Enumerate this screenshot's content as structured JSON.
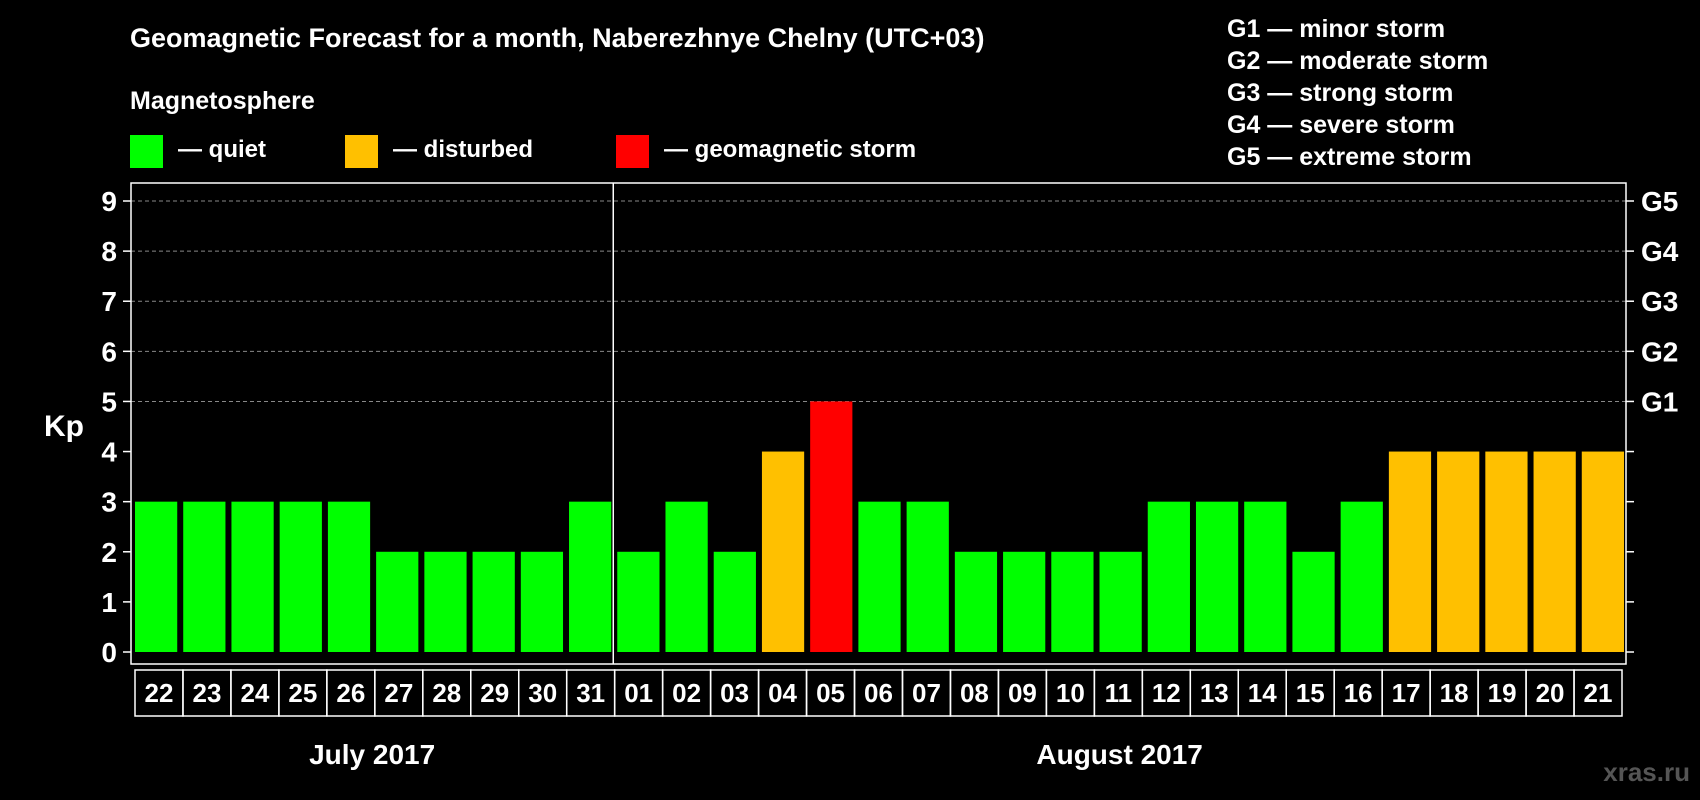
{
  "chart_data": {
    "type": "bar",
    "title": "Geomagnetic Forecast for a month, Naberezhnye Chelny (UTC+03)",
    "ylabel": "Kp",
    "ylim": [
      0,
      9
    ],
    "yticks": [
      0,
      1,
      2,
      3,
      4,
      5,
      6,
      7,
      8,
      9
    ],
    "grid_lines": [
      5,
      6,
      7,
      8,
      9
    ],
    "right_axis_labels": [
      {
        "kp": 5,
        "label": "G1"
      },
      {
        "kp": 6,
        "label": "G2"
      },
      {
        "kp": 7,
        "label": "G3"
      },
      {
        "kp": 8,
        "label": "G4"
      },
      {
        "kp": 9,
        "label": "G5"
      }
    ],
    "legend_title": "Magnetosphere",
    "legend": [
      {
        "key": "quiet",
        "label": "— quiet",
        "color": "#00ff00"
      },
      {
        "key": "disturbed",
        "label": "— disturbed",
        "color": "#ffc000"
      },
      {
        "key": "storm",
        "label": "— geomagnetic storm",
        "color": "#ff0000"
      }
    ],
    "storm_scale": [
      "G1 — minor storm",
      "G2 — moderate storm",
      "G3 — strong storm",
      "G4 — severe storm",
      "G5 — extreme storm"
    ],
    "categories": [
      "22",
      "23",
      "24",
      "25",
      "26",
      "27",
      "28",
      "29",
      "30",
      "31",
      "01",
      "02",
      "03",
      "04",
      "05",
      "06",
      "07",
      "08",
      "09",
      "10",
      "11",
      "12",
      "13",
      "14",
      "15",
      "16",
      "17",
      "18",
      "19",
      "20",
      "21"
    ],
    "values": [
      3,
      3,
      3,
      3,
      3,
      2,
      2,
      2,
      2,
      3,
      2,
      3,
      2,
      4,
      5,
      3,
      3,
      2,
      2,
      2,
      2,
      3,
      3,
      3,
      2,
      3,
      4,
      4,
      4,
      4,
      4
    ],
    "levels": [
      "quiet",
      "quiet",
      "quiet",
      "quiet",
      "quiet",
      "quiet",
      "quiet",
      "quiet",
      "quiet",
      "quiet",
      "quiet",
      "quiet",
      "quiet",
      "disturbed",
      "storm",
      "quiet",
      "quiet",
      "quiet",
      "quiet",
      "quiet",
      "quiet",
      "quiet",
      "quiet",
      "quiet",
      "quiet",
      "quiet",
      "disturbed",
      "disturbed",
      "disturbed",
      "disturbed",
      "disturbed"
    ],
    "months": [
      {
        "label": "July 2017",
        "first_index": 0,
        "last_index": 9
      },
      {
        "label": "August 2017",
        "first_index": 10,
        "last_index": 30
      }
    ]
  },
  "watermark": "xras.ru"
}
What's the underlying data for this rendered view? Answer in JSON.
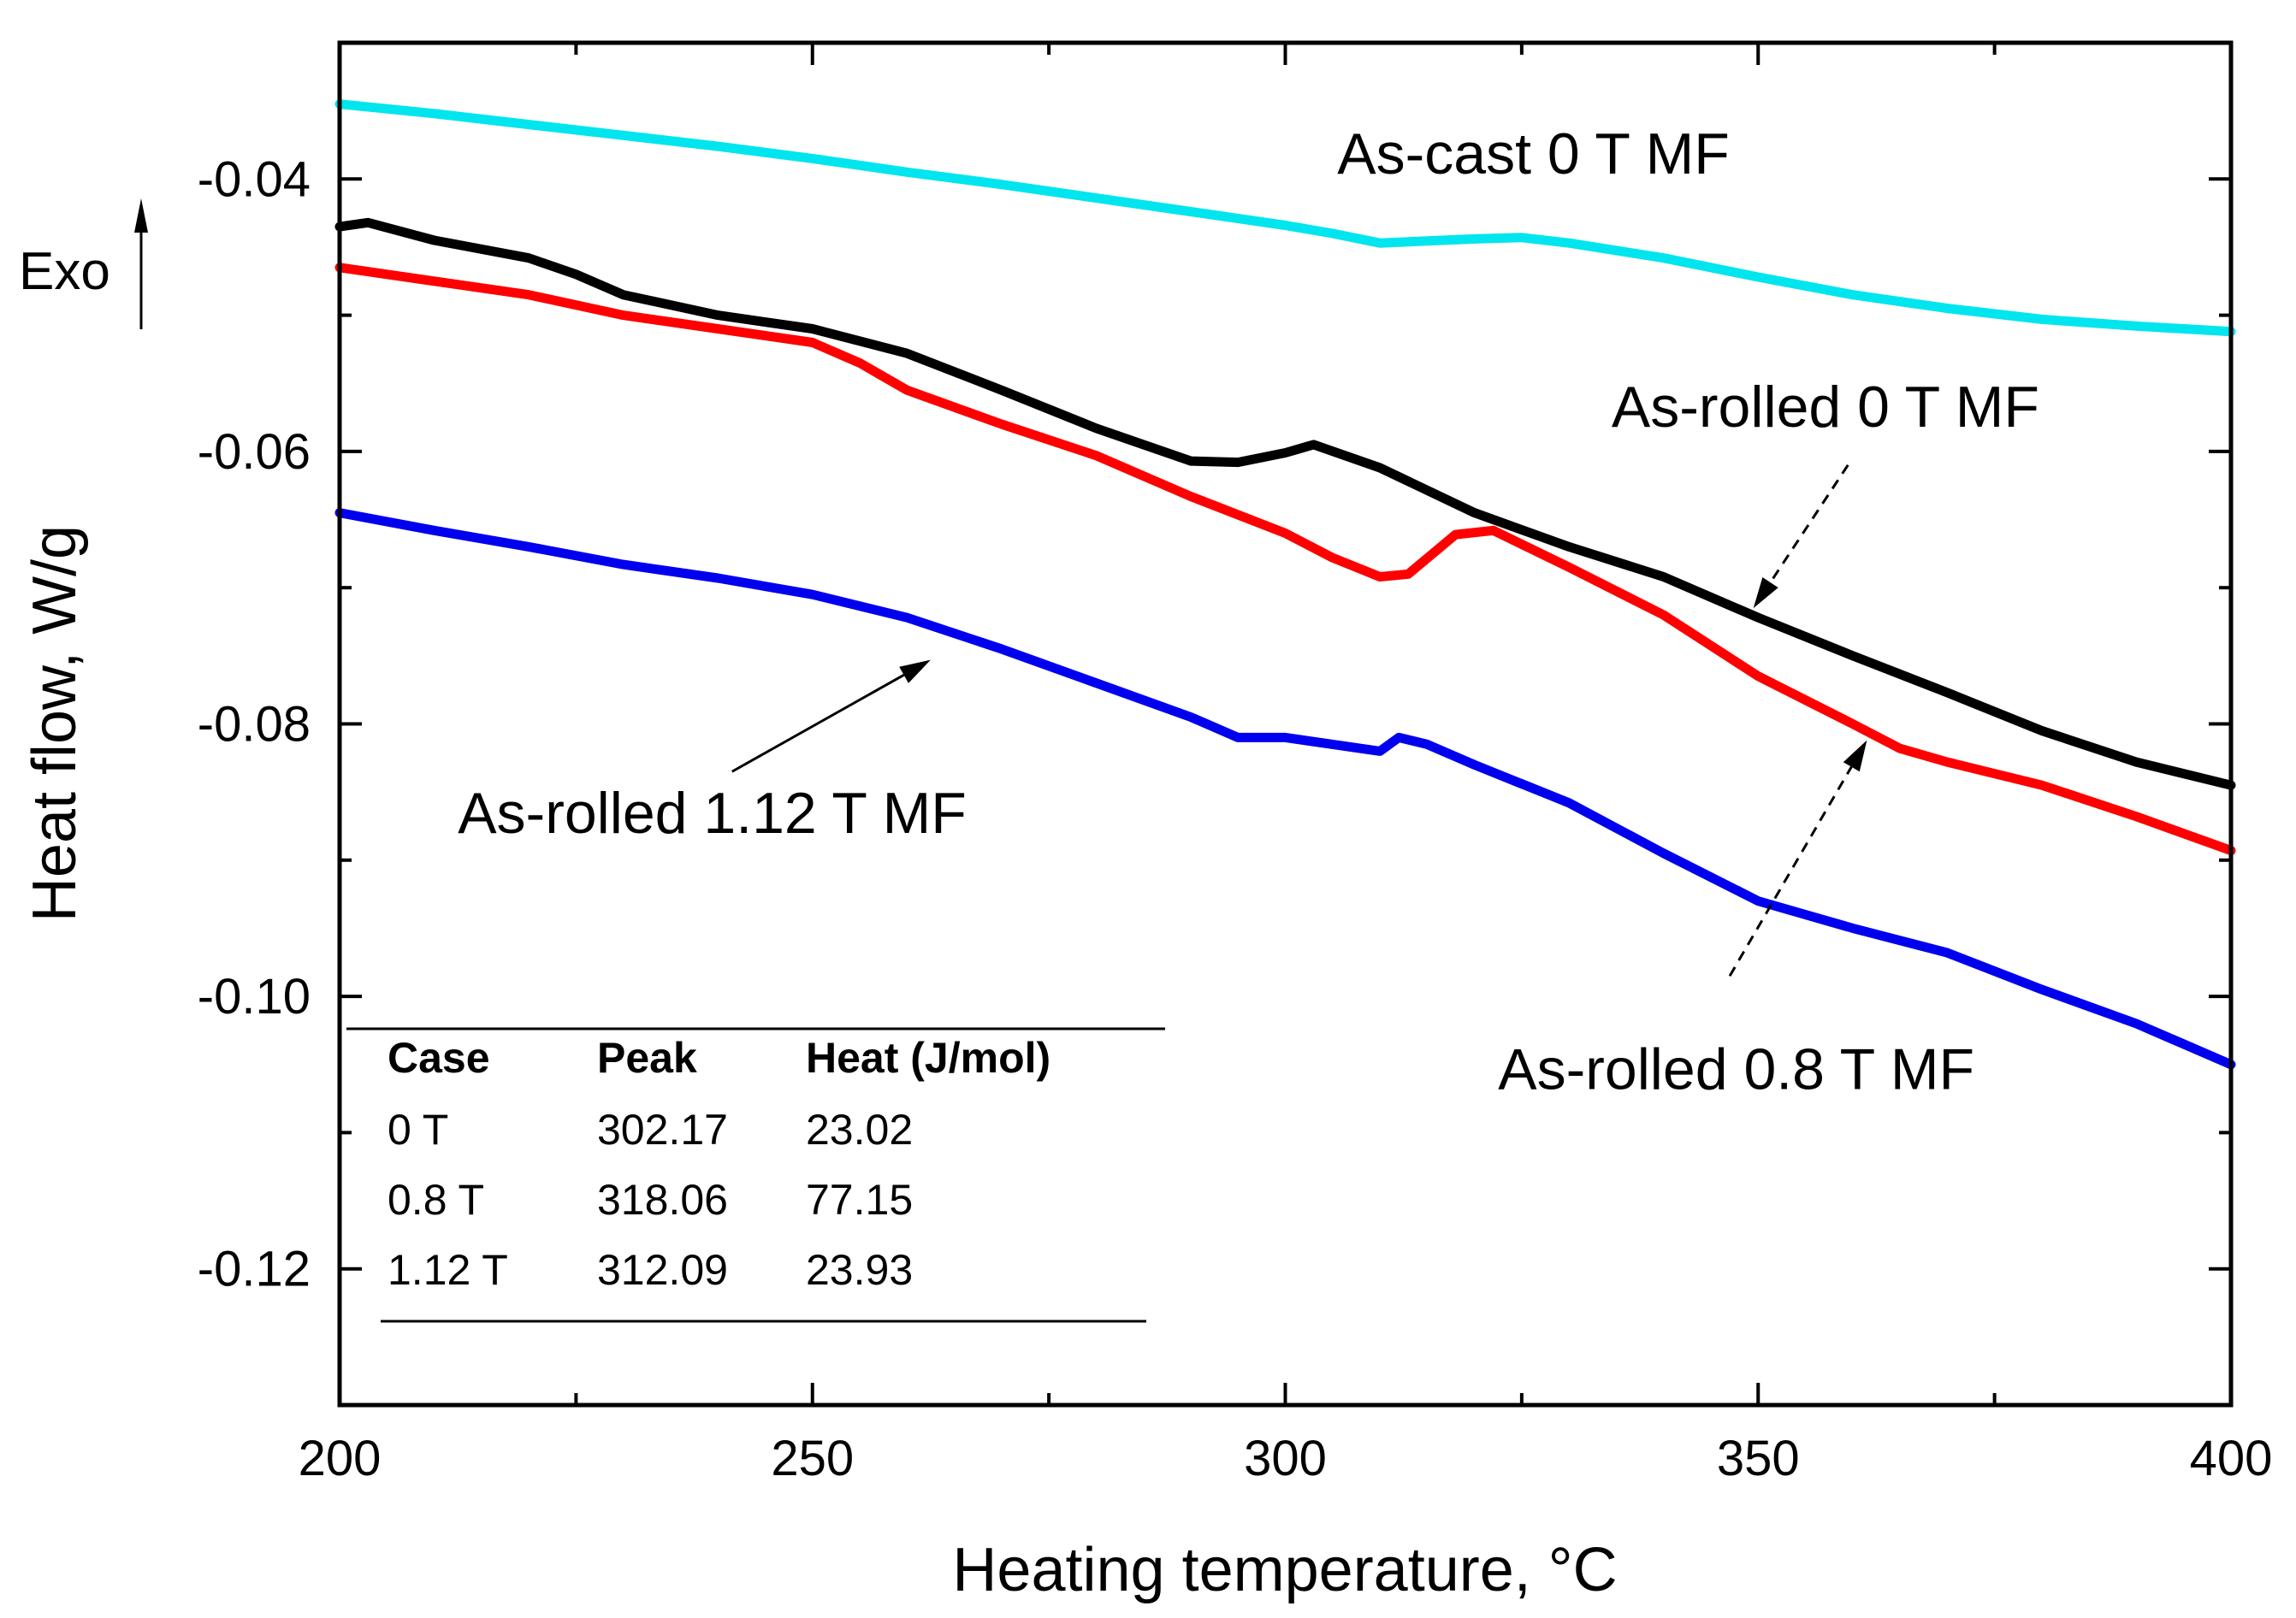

• • •

# [Task description]
Give every line above again exactly, with no pictures.

# [Written reply]
Enumerate this screenshot's content as structured JSON.
{
  "chart_data": {
    "type": "bar",
    "title": "Geomagnetic Forecast for a month, Naberezhnye Chelny (UTC+03)",
    "ylabel": "Kp",
    "ylim": [
      0,
      9
    ],
    "yticks": [
      0,
      1,
      2,
      3,
      4,
      5,
      6,
      7,
      8,
      9
    ],
    "grid_lines": [
      5,
      6,
      7,
      8,
      9
    ],
    "right_axis_labels": [
      {
        "kp": 5,
        "label": "G1"
      },
      {
        "kp": 6,
        "label": "G2"
      },
      {
        "kp": 7,
        "label": "G3"
      },
      {
        "kp": 8,
        "label": "G4"
      },
      {
        "kp": 9,
        "label": "G5"
      }
    ],
    "legend_title": "Magnetosphere",
    "legend": [
      {
        "key": "quiet",
        "label": "— quiet",
        "color": "#00ff00"
      },
      {
        "key": "disturbed",
        "label": "— disturbed",
        "color": "#ffc000"
      },
      {
        "key": "storm",
        "label": "— geomagnetic storm",
        "color": "#ff0000"
      }
    ],
    "storm_scale": [
      "G1 — minor storm",
      "G2 — moderate storm",
      "G3 — strong storm",
      "G4 — severe storm",
      "G5 — extreme storm"
    ],
    "categories": [
      "22",
      "23",
      "24",
      "25",
      "26",
      "27",
      "28",
      "29",
      "30",
      "31",
      "01",
      "02",
      "03",
      "04",
      "05",
      "06",
      "07",
      "08",
      "09",
      "10",
      "11",
      "12",
      "13",
      "14",
      "15",
      "16",
      "17",
      "18",
      "19",
      "20",
      "21"
    ],
    "values": [
      3,
      3,
      3,
      3,
      3,
      2,
      2,
      2,
      2,
      3,
      2,
      3,
      2,
      4,
      5,
      3,
      3,
      2,
      2,
      2,
      2,
      3,
      3,
      3,
      2,
      3,
      4,
      4,
      4,
      4,
      4
    ],
    "levels": [
      "quiet",
      "quiet",
      "quiet",
      "quiet",
      "quiet",
      "quiet",
      "quiet",
      "quiet",
      "quiet",
      "quiet",
      "quiet",
      "quiet",
      "quiet",
      "disturbed",
      "storm",
      "quiet",
      "quiet",
      "quiet",
      "quiet",
      "quiet",
      "quiet",
      "quiet",
      "quiet",
      "quiet",
      "quiet",
      "quiet",
      "disturbed",
      "disturbed",
      "disturbed",
      "disturbed",
      "disturbed"
    ],
    "months": [
      {
        "label": "July 2017",
        "first_index": 0,
        "last_index": 9
      },
      {
        "label": "August 2017",
        "first_index": 10,
        "last_index": 30
      }
    ]
  },
  "watermark": "xras.ru"
}
What's the underlying data for this rendered view? Answer in JSON.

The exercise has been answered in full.